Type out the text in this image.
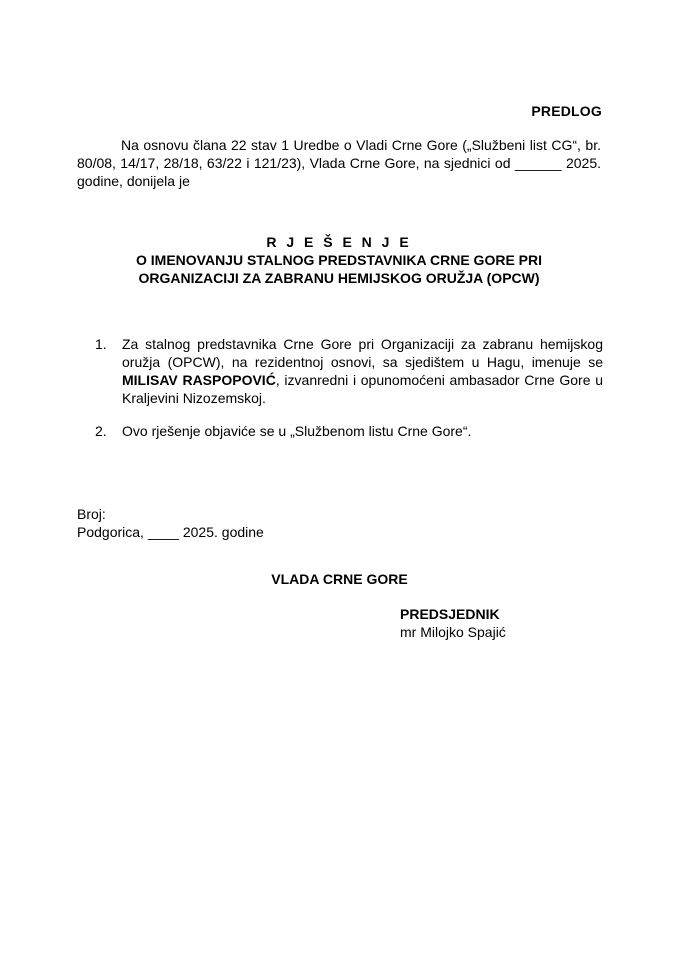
PREDLOG

Na osnovu člana 22 stav 1 Uredbe o Vladi Crne Gore („Službeni list CG“, br. 80/08, 14/17, 28/18, 63/22 i 121/23), Vlada Crne Gore, na sjednici od ______ 2025. godine, donijela je

R J E Š E N J E
O IMENOVANJU STALNOG PREDSTAVNIKA CRNE GORE PRI
ORGANIZACIJI ZA ZABRANU HEMIJSKOG ORUŽJA (OPCW)
1. Za stalnog predstavnika Crne Gore pri Organizaciji za zabranu hemijskog oružja (OPCW), na rezidentnoj osnovi, sa sjedištem u Hagu, imenuje se MILISAV RASPOPOVIĆ, izvanredni i opunomoćeni ambasador Crne Gore u Kraljevini Nizozemskoj.
2. Ovo rješenje objaviće se u „Službenom listu Crne Gore“.
Broj:
Podgorica, ____ 2025. godine
VLADA CRNE GORE
PREDSJEDNIK
mr Milojko Spajić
= = = = =
• Aim
Scan the data for the word "OPCW" and copy every line where it shows up.

• Answer to this exercise
ORGANIZACIJI ZA ZABRANU HEMIJSKOG ORUŽJA (OPCW)
1. Za stalnog predstavnika Crne Gore pri Organizaciji za zabranu hemijskog oružja (OPCW), na rezidentnoj osnovi, sa sjedištem u Hagu, imenuje se MILISAV RASPOPOVIĆ, izvanredni i opunomoćeni ambasador Crne Gore u Kraljevini Nizozemskoj.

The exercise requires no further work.